* EXERCISE OBJECTIVE:
In the records that follow, locate every line with "from" and extract it.

┄┄┄┄┄┄

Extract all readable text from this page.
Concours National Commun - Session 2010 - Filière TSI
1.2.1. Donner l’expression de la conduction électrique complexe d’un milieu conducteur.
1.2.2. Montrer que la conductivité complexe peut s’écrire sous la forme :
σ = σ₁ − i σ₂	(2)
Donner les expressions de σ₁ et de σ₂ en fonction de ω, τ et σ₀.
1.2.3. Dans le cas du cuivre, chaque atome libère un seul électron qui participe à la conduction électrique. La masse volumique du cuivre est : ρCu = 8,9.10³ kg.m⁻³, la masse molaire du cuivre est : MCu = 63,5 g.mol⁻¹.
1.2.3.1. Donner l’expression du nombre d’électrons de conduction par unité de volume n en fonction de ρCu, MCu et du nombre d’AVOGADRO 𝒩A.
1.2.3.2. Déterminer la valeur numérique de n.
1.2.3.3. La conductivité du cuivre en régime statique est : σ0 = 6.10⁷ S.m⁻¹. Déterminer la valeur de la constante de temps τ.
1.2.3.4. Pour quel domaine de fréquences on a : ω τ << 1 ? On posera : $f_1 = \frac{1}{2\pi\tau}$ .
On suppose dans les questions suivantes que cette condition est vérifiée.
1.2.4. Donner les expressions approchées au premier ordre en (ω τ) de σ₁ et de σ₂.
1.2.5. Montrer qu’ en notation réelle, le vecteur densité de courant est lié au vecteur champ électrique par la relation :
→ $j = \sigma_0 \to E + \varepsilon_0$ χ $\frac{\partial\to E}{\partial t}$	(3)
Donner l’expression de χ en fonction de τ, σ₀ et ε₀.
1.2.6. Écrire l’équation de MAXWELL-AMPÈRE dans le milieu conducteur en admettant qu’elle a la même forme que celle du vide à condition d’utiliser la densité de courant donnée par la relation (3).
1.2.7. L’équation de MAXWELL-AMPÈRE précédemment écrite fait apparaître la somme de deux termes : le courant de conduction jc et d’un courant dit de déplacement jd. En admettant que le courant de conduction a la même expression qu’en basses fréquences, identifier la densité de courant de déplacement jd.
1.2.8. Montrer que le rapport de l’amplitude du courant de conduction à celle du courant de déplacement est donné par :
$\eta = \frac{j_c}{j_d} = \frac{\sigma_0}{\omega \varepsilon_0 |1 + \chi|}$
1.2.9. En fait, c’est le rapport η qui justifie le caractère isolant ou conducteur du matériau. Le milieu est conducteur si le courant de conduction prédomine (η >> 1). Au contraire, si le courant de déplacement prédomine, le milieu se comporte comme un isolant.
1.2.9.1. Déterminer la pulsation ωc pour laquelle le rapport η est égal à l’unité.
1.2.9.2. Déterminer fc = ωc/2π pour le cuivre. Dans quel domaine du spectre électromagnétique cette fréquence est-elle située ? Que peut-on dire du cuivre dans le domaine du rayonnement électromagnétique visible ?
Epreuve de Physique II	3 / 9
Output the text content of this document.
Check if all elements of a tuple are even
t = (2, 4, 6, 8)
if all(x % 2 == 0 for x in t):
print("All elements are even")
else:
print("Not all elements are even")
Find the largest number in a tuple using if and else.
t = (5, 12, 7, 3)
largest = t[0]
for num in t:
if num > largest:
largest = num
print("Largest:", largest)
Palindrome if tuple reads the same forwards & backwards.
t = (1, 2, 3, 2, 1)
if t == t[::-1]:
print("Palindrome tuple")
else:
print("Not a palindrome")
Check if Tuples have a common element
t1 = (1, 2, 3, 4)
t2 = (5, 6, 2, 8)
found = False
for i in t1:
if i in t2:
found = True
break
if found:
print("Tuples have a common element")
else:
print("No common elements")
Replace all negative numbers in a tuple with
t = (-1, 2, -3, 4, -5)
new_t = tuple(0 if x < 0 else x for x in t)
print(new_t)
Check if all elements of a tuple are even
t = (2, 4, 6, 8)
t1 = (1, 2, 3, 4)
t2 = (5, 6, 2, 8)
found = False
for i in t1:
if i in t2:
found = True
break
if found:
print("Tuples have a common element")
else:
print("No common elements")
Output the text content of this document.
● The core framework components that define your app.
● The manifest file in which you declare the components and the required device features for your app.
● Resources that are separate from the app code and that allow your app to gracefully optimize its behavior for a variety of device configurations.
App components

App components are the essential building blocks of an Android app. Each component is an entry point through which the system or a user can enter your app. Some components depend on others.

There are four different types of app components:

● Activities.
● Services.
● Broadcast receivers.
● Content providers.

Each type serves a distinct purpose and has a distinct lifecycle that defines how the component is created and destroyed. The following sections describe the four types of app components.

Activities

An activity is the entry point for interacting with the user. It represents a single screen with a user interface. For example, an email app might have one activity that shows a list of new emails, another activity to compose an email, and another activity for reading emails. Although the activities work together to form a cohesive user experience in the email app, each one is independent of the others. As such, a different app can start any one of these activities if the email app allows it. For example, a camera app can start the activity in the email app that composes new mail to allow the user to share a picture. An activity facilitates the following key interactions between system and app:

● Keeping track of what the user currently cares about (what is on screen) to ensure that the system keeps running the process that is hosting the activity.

┄┄┄┄┄┄

* RESULT:
Extract all readable text from this page.
● Resources that are separate from the app code and that allow your app to gracefully optimize its behavior for a variety of device configurations.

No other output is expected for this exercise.